Find all lines in the records that include the word "Wind", and copy them out.
## start
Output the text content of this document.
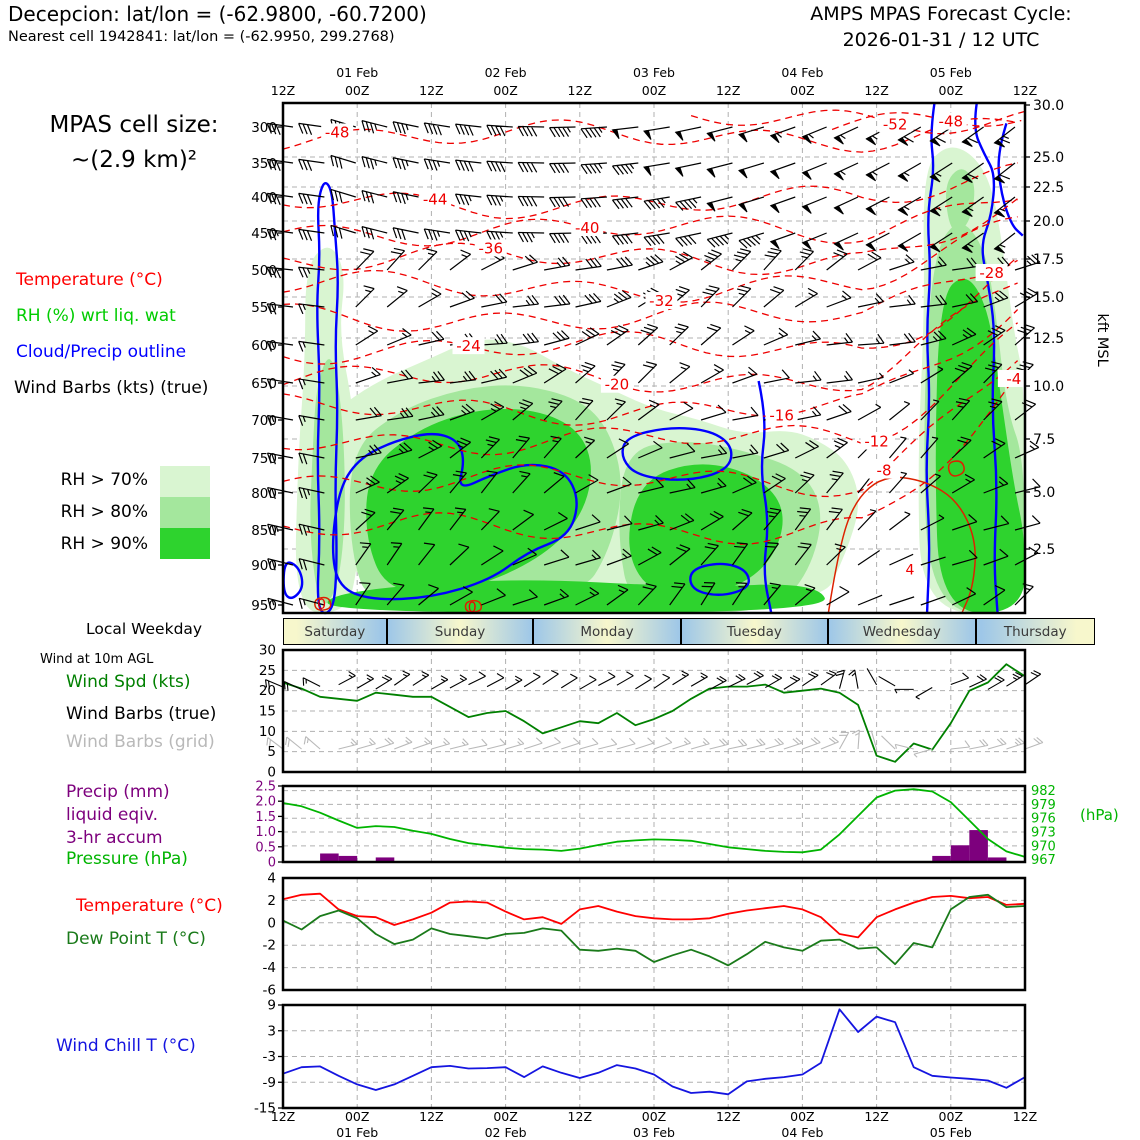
Decepcion: lat/lon = (-62.9800, -60.7200)
Nearest cell 1942841: lat/lon = (-62.9950, 299.2768)
AMPS MPAS Forecast Cycle:
2026-01-31 / 12 UTC
MPAS cell size:
~(2.9 km)²
Temperature (°C)
RH (%) wrt liq. wat
Cloud/Precip outline
Wind Barbs (kts) (true)
RH > 70%
RH > 80%
RH > 90%
Local Weekday	Saturday	Sunday	Monday	Tuesday	Wednesday	Thursday
Wind at 10m AGL
Wind Spd (kts)
Wind Barbs (true)
Wind Barbs (grid)
Precip (mm)
liquid eqiv.
3-hr accum
Pressure (hPa)
(hPa)
Temperature (°C)
Dew Point T (°C)
Wind Chill T (°C)
12Z
12Z
00Z
00Z
01 Feb
01 Feb
12Z
12Z
00Z
00Z
02 Feb
02 Feb
12Z
12Z
00Z
00Z
03 Feb
03 Feb
12Z
12Z
00Z
00Z
04 Feb
04 Feb
12Z
12Z
00Z
00Z
05 Feb
05 Feb
12Z
12Z
-52
-48
-48
-44
-40
-36
-32
-28
-24
-20
-16
-12
-8
-4
0	0
4
300
350
400
450
500
550
600
650
700
750
800
850
900
950
30.0
25.0
22.5
20.0
17.5
15.0
12.5
10.0
7.5
5.0
2.5
kft MSL
30
25
20
15
10
5
0
0
0.5
1.0
1.5
2.0
2.5
967
970
973
976
979
982
4
2
0
-2
-4
-6
9
3
-3
-9
-15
## end
● THE OUTPUT
Wind Barbs (kts) (true)
Wind at 10m AGL
Wind Spd (kts)
Wind Barbs (true)
Wind Barbs (grid)
Wind Chill T (°C)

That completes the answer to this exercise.